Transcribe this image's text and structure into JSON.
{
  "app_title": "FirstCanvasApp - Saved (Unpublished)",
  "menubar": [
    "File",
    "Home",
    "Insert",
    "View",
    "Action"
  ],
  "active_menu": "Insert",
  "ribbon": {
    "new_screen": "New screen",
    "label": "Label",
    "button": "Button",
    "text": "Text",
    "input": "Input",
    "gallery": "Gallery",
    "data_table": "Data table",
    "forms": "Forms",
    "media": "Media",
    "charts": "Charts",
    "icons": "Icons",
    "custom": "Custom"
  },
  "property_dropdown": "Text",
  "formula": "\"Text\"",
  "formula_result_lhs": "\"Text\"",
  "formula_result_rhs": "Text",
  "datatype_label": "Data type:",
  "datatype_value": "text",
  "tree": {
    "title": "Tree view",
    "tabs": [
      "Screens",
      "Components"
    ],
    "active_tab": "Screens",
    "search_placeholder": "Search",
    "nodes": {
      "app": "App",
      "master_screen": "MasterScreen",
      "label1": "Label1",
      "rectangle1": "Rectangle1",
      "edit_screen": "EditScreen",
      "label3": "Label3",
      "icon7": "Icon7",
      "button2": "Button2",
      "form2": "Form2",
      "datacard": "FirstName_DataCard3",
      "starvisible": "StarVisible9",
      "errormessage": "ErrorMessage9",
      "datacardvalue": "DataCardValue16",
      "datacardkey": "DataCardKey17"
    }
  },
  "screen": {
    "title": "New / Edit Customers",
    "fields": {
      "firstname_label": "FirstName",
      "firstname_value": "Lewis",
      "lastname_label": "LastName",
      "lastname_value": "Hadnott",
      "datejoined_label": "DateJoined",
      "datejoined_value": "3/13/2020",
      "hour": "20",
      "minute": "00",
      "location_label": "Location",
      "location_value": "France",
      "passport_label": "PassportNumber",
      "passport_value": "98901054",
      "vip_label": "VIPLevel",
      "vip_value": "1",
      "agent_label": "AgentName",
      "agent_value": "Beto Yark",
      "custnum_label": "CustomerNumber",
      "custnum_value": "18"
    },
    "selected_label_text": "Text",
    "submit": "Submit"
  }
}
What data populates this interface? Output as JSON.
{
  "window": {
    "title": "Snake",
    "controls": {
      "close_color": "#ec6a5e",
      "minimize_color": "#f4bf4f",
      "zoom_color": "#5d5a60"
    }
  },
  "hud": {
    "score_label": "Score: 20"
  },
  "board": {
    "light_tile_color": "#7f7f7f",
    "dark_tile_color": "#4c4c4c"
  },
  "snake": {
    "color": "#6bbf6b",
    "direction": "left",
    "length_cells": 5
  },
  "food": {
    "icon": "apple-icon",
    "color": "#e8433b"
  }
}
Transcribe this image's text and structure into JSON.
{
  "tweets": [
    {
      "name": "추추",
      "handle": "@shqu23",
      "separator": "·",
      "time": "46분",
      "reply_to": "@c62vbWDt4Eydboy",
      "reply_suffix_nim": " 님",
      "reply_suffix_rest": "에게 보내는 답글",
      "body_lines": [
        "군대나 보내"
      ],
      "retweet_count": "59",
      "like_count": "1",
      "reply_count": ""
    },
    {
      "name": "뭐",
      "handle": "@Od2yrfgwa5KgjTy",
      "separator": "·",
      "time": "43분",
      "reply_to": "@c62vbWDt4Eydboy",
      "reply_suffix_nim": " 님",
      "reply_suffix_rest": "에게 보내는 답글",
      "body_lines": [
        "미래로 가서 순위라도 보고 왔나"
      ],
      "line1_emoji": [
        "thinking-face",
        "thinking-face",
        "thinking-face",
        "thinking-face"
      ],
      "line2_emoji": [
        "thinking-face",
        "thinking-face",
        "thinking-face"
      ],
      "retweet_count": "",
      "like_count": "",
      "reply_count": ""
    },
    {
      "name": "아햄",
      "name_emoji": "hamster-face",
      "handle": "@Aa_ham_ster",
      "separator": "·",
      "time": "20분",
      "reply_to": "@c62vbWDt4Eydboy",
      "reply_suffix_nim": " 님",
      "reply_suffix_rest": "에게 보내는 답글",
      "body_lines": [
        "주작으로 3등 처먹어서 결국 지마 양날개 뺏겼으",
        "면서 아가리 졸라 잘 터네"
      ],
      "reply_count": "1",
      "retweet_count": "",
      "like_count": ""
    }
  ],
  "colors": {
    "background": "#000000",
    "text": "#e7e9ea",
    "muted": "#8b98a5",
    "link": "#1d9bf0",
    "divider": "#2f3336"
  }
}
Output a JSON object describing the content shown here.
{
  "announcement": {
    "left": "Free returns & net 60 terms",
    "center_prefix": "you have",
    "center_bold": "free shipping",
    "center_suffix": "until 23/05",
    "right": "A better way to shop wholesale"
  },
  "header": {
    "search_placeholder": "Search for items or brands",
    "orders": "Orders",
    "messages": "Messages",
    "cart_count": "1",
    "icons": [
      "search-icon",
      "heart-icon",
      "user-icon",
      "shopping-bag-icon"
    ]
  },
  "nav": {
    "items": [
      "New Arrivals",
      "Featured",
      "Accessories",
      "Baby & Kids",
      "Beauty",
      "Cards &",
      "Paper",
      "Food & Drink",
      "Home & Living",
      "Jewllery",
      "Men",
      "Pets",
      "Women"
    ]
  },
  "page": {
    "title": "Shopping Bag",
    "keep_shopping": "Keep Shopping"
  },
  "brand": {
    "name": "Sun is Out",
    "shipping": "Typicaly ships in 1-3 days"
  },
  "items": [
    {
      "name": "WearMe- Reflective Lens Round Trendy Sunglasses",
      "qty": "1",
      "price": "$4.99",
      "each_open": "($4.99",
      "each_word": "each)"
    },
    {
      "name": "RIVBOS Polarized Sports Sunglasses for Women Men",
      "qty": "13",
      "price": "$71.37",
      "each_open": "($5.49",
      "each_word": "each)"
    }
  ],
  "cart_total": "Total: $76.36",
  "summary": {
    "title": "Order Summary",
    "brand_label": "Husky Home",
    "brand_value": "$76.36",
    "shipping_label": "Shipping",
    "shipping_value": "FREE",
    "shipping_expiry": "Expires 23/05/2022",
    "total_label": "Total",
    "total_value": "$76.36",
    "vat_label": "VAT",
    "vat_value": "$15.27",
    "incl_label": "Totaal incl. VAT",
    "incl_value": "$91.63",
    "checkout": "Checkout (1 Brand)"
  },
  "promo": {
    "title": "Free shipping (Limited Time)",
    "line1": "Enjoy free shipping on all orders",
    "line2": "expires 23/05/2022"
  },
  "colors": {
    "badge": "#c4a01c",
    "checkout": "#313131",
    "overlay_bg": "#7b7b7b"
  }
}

:::::

### [EXERCISE]
Filter the listing above by the word "items"; copy each line that passes.

### [EXERCISE SOLUTION]
    "search_placeholder": "Search for items or brands",
    "items": [
  "items": [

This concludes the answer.